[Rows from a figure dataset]
=-=-=

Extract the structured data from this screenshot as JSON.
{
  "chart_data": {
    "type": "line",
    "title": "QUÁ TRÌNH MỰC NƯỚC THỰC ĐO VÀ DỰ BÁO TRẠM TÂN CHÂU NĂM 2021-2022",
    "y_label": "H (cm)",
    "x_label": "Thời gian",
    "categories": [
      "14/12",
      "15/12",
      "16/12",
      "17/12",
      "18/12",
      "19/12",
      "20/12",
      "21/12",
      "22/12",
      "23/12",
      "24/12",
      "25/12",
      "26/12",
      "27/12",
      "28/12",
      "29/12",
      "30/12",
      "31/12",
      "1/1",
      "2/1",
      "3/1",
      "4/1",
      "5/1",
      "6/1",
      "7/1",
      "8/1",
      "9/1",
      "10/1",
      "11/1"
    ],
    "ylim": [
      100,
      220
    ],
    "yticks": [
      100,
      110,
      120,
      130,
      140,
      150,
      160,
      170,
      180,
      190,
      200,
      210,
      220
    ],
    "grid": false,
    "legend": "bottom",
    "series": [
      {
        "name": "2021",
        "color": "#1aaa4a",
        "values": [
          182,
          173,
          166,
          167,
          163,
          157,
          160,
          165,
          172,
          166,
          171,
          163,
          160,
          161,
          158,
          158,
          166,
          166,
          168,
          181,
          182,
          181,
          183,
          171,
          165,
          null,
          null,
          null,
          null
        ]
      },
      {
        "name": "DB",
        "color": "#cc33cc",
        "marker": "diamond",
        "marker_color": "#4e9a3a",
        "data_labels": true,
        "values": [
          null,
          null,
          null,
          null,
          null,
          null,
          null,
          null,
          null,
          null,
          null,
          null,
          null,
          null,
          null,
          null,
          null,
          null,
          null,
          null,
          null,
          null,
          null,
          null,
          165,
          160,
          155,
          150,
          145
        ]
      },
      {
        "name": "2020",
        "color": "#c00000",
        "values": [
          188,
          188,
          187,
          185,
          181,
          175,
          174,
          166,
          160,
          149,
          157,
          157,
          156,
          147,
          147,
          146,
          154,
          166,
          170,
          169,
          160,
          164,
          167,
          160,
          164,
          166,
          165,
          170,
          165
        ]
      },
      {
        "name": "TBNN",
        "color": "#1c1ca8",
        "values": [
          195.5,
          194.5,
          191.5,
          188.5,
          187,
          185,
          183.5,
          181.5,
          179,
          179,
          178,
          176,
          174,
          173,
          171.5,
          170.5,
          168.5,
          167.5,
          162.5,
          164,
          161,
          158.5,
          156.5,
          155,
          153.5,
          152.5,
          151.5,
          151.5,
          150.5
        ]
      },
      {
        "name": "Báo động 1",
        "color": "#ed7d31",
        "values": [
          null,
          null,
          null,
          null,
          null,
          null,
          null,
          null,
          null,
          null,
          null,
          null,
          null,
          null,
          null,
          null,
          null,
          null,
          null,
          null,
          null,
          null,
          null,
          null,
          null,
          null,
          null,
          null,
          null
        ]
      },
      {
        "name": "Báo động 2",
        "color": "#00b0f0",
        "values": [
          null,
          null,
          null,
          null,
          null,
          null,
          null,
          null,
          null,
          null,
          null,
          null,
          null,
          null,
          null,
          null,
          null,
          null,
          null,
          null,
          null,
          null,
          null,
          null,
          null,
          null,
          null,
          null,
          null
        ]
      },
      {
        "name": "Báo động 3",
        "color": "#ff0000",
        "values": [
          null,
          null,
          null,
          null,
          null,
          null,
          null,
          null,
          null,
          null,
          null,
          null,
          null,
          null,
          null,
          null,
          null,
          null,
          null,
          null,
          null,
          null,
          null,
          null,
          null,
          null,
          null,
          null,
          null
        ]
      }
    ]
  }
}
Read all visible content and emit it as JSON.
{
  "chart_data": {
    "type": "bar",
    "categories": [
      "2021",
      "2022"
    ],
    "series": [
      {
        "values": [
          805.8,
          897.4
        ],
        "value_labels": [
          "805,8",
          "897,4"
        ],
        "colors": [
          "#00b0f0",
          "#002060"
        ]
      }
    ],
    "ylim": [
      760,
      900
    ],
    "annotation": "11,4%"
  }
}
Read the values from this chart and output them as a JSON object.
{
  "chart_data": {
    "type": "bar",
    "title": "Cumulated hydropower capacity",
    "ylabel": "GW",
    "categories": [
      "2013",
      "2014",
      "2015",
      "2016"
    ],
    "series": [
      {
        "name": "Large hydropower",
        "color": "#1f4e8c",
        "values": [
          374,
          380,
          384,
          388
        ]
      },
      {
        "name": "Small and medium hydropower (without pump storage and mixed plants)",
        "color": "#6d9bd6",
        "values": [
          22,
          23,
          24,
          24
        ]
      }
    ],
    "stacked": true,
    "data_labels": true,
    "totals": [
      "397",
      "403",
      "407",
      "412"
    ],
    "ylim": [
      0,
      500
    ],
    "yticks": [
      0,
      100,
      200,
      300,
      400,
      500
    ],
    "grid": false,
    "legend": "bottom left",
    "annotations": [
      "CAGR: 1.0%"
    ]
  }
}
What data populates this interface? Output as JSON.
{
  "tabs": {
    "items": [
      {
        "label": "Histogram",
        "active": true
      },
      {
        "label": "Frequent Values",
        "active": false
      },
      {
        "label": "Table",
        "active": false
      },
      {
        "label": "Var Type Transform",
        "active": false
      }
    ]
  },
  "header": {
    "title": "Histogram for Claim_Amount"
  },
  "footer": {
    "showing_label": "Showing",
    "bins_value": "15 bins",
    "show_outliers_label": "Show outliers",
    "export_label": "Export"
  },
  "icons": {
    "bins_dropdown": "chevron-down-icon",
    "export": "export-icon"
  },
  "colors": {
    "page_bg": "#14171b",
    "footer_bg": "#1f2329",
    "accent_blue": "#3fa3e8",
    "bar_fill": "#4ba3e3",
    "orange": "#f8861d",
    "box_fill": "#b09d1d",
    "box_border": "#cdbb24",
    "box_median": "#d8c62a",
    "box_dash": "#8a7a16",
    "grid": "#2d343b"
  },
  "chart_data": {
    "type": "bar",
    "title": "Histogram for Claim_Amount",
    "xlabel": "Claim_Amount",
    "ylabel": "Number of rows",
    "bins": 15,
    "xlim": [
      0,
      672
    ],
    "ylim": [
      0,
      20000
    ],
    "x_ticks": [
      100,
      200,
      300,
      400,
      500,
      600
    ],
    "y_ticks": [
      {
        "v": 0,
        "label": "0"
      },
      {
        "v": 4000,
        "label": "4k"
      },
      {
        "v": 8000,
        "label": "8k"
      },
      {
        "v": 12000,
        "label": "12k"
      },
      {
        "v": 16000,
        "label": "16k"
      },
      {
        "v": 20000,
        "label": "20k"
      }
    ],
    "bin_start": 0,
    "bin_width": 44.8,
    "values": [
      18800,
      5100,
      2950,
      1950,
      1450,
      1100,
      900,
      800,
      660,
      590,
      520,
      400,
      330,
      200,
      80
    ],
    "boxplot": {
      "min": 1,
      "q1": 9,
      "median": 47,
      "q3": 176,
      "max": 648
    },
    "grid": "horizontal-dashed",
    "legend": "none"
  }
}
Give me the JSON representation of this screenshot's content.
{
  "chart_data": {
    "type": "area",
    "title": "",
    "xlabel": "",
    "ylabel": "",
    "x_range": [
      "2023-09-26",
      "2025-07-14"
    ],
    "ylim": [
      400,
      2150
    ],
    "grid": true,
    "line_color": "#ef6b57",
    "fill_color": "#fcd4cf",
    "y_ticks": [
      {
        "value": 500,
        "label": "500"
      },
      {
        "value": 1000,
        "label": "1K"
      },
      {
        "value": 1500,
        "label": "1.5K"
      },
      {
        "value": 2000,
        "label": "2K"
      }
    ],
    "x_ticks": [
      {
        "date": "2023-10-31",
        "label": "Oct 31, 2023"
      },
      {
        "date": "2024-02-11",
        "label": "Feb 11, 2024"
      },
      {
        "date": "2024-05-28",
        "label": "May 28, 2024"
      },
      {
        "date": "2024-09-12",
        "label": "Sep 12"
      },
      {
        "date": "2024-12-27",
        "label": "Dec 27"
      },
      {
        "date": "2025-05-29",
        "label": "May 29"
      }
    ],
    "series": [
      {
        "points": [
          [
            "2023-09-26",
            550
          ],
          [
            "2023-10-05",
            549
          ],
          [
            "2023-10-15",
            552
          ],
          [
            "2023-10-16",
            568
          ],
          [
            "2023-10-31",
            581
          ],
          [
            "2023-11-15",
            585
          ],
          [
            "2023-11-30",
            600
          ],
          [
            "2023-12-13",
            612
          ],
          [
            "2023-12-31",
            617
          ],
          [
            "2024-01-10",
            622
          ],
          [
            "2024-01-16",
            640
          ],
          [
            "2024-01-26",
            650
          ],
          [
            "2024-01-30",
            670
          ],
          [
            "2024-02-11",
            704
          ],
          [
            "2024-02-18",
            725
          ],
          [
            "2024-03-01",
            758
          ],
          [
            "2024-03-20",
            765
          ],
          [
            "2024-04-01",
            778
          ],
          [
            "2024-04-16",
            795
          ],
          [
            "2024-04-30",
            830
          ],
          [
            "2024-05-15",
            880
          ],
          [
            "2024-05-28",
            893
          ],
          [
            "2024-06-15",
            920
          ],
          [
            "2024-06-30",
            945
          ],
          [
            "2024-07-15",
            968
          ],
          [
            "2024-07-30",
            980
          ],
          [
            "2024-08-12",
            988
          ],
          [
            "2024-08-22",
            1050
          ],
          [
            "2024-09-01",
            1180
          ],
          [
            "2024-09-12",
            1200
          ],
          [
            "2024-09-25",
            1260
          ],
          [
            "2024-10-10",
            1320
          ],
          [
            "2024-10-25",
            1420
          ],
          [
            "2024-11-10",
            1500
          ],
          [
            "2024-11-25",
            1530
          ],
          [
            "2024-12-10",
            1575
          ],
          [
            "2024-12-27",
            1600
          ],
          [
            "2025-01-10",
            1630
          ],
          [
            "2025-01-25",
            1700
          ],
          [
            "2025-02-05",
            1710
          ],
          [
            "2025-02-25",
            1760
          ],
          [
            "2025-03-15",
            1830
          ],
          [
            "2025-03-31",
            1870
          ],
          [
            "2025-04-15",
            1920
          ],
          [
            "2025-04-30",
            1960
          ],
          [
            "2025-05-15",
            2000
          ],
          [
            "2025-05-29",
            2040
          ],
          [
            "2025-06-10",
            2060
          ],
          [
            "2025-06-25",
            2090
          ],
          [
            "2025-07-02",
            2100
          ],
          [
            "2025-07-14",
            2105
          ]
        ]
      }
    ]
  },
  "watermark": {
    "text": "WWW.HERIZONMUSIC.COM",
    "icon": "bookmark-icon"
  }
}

=-=-=

State the number of lines in these entries that include the string "true". Provide nothing beyond that number.

5